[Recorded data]
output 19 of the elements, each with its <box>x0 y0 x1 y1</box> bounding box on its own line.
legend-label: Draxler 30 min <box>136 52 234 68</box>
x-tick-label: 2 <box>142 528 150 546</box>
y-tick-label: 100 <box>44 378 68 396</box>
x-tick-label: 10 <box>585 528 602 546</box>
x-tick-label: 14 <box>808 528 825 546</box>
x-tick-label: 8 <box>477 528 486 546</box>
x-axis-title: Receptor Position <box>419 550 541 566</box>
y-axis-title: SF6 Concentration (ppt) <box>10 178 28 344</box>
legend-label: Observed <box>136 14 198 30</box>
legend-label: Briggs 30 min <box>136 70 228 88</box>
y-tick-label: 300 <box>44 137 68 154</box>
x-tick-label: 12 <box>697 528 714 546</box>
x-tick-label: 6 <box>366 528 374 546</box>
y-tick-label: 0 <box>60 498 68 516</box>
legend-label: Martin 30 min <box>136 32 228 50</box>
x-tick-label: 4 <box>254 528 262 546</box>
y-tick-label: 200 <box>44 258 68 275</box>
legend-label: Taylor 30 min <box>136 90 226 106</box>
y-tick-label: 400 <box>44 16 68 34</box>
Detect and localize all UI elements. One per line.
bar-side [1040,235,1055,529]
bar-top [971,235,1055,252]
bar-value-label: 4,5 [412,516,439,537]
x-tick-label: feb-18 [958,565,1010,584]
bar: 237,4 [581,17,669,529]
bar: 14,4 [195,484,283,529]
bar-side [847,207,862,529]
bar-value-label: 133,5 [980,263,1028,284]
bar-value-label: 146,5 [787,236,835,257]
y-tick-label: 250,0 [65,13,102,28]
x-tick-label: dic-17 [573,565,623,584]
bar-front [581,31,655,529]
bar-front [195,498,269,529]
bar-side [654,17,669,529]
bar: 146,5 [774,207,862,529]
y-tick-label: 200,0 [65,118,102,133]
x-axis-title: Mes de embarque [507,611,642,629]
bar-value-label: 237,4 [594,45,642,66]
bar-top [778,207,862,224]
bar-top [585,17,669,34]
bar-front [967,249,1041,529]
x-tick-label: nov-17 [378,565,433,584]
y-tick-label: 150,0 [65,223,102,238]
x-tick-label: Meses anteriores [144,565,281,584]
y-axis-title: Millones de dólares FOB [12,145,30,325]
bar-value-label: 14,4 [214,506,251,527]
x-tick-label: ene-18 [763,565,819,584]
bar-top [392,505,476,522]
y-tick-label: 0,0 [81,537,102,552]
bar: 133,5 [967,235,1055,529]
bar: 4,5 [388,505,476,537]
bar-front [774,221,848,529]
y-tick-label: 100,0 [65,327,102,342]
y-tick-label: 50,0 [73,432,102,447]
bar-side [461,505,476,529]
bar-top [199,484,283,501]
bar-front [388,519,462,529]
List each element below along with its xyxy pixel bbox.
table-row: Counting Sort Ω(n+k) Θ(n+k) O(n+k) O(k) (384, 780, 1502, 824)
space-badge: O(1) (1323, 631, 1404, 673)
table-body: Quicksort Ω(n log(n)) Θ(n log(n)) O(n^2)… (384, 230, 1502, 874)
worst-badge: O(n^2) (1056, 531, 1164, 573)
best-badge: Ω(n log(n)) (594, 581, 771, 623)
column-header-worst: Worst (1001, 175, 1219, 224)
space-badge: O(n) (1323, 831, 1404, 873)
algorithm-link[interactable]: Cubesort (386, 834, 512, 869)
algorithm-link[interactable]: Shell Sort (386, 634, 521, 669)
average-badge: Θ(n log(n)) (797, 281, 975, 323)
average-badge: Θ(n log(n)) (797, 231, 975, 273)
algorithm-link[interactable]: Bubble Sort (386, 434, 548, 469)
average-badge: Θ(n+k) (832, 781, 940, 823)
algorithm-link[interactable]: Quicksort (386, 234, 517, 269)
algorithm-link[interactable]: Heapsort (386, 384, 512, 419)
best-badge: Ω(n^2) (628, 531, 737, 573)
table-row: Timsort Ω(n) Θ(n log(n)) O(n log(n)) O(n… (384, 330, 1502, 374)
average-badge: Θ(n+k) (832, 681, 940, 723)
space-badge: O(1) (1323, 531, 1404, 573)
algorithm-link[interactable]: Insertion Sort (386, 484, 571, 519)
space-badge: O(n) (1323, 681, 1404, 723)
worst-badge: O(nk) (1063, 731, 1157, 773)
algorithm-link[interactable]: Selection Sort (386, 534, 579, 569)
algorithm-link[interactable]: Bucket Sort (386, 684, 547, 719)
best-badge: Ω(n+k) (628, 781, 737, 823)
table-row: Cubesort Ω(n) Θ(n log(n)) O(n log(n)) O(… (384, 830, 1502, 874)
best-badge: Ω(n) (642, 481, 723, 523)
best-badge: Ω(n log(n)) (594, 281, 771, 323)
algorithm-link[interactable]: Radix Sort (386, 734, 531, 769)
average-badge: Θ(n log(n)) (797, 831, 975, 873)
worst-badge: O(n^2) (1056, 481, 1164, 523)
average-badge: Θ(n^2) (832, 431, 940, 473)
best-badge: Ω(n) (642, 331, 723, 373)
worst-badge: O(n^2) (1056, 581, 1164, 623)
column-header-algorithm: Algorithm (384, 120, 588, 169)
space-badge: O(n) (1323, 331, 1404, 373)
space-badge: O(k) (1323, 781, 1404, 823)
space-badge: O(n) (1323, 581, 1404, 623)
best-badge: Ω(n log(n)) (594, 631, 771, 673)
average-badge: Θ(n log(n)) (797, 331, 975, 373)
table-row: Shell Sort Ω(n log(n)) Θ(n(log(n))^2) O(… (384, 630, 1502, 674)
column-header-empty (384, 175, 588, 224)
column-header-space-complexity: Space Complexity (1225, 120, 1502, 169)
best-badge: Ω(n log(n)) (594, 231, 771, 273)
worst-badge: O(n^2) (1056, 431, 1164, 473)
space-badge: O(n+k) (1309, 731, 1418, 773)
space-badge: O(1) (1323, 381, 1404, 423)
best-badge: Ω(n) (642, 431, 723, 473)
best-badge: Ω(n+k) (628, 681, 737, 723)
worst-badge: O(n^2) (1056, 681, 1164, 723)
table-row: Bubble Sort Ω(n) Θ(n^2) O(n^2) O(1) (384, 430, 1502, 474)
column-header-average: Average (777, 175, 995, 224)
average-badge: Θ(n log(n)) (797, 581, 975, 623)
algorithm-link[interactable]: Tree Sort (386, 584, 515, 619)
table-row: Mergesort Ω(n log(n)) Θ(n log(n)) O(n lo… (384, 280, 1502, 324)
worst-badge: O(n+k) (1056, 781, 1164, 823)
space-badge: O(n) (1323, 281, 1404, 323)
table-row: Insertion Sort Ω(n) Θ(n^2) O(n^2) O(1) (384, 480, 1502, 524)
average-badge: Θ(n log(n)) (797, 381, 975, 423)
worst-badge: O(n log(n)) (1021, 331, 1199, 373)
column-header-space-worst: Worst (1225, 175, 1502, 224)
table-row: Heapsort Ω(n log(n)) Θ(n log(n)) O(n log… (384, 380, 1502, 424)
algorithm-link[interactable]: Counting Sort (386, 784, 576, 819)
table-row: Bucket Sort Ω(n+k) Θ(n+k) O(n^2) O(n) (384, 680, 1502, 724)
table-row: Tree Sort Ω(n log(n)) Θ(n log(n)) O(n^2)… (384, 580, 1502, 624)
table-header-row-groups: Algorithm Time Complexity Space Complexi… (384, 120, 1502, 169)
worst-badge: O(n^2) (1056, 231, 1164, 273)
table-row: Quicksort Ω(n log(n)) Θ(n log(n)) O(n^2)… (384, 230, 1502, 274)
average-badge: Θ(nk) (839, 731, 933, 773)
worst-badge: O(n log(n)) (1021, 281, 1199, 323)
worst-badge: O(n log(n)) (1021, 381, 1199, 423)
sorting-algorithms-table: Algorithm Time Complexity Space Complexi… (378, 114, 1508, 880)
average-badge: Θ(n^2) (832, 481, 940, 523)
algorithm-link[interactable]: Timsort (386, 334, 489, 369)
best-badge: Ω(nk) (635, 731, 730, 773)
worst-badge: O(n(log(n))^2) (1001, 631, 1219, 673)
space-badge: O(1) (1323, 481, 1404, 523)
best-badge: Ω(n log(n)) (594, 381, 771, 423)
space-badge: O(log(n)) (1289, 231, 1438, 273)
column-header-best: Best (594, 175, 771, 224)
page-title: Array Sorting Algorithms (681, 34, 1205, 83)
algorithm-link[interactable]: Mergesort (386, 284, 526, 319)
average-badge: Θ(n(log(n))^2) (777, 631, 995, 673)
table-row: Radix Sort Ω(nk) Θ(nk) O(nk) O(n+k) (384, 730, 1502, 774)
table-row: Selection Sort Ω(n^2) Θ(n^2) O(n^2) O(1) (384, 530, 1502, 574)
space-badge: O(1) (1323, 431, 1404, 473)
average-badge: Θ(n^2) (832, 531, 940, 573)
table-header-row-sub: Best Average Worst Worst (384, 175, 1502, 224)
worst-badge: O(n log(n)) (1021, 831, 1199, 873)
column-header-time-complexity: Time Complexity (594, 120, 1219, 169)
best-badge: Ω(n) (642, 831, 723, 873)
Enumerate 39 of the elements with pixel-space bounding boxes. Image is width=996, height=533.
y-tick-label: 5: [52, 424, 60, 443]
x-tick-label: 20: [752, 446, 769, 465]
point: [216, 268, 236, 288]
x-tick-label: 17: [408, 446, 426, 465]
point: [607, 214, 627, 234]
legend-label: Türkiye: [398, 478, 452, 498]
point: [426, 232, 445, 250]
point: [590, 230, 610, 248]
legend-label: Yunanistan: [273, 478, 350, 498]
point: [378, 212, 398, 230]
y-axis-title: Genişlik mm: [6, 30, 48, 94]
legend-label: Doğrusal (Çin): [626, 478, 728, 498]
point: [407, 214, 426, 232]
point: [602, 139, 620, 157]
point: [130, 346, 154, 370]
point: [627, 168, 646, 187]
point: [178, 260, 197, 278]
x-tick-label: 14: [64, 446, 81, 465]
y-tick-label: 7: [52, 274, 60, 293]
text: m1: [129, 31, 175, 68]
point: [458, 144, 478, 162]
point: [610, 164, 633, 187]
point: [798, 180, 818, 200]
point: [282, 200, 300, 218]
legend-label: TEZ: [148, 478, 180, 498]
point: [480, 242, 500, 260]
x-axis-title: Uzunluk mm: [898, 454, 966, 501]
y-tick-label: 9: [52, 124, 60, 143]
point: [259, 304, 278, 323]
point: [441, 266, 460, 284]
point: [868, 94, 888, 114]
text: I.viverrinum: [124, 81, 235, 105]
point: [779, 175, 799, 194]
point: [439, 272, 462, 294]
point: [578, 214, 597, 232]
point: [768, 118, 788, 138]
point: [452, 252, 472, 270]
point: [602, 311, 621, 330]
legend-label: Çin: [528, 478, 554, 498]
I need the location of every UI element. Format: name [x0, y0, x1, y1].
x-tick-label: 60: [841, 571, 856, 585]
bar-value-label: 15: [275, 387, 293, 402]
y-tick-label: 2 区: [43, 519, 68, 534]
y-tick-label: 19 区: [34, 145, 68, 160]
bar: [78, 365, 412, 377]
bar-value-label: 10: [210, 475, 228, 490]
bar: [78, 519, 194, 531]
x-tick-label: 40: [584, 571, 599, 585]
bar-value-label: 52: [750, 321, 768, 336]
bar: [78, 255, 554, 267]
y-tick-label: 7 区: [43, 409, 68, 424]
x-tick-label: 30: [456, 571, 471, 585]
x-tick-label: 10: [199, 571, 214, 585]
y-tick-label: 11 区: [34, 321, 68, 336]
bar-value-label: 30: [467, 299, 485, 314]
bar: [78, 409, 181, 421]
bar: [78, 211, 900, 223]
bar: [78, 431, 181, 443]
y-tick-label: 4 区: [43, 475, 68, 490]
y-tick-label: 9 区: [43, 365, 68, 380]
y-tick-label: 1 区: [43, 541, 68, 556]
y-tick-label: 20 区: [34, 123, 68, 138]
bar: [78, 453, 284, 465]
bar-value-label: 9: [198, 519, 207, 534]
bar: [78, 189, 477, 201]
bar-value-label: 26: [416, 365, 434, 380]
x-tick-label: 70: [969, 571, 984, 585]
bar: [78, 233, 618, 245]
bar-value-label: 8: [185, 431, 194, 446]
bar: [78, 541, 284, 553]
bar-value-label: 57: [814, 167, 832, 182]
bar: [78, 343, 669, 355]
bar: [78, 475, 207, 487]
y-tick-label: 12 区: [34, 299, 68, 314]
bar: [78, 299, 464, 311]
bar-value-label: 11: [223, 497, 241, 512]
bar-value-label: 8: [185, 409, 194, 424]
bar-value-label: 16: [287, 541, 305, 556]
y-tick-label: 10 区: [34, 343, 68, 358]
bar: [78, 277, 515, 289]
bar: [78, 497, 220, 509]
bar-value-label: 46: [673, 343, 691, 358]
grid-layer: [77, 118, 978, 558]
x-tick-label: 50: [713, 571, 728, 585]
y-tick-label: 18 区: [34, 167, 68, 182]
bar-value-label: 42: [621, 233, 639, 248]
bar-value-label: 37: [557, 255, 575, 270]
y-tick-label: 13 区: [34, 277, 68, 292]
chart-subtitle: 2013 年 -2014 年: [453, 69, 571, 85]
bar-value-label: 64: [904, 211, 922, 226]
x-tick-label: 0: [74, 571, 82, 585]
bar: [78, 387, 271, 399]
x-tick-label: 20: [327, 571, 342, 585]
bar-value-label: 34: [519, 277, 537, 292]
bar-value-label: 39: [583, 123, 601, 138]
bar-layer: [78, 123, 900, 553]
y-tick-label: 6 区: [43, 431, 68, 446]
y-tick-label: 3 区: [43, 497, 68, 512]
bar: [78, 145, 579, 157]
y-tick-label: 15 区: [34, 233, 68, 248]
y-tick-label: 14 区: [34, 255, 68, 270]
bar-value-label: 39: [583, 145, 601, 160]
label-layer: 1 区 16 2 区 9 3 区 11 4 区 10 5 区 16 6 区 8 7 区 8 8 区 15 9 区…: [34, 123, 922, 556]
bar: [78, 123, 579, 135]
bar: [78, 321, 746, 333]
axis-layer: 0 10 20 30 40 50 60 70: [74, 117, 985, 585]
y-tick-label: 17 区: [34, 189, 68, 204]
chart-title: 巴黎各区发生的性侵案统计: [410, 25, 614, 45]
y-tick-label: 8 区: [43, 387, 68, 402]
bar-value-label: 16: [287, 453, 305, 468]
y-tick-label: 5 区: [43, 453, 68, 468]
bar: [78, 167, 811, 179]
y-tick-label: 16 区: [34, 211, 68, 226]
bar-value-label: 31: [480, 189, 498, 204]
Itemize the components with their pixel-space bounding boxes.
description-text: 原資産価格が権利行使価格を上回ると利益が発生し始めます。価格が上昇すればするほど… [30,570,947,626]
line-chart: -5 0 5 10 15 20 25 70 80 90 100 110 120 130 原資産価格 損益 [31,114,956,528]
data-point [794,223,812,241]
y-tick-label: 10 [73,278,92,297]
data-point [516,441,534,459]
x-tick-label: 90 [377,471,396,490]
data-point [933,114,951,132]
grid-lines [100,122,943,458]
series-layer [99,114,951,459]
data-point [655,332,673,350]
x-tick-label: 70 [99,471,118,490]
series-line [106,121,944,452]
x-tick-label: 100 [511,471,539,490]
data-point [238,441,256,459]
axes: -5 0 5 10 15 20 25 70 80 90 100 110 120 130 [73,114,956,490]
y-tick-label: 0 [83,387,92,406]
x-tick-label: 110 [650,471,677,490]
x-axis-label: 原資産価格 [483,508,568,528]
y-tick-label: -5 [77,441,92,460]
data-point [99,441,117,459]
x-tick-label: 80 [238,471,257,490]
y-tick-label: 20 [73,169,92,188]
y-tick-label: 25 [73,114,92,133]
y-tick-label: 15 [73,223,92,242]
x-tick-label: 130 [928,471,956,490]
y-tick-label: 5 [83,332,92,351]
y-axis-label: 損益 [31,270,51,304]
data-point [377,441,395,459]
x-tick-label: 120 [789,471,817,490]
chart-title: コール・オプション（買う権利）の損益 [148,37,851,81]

# OBJECTIVE
Convert the part of the material that runs from its first line through the line containing "x-tick-label: 10 <box>585 528 602 546</box>", both included, into a Markdown table with the columns Row and Entry. Number each line and leave out blank lines.

# RIGHT ANSWER
| Row | Entry |
|---|---|
| 1 | output 19 of the elements, each with its <box>x0 y0 x1 y1</box> bounding box on its own line. |
| 2 | legend-label: Draxler 30 min <box>136 52 234 68</box> |
| 3 | x-tick-label: 2 <box>142 528 150 546</box> |
| 4 | y-tick-label: 100 <box>44 378 68 396</box> |
| 5 | x-tick-label: 10 <box>585 528 602 546</box> |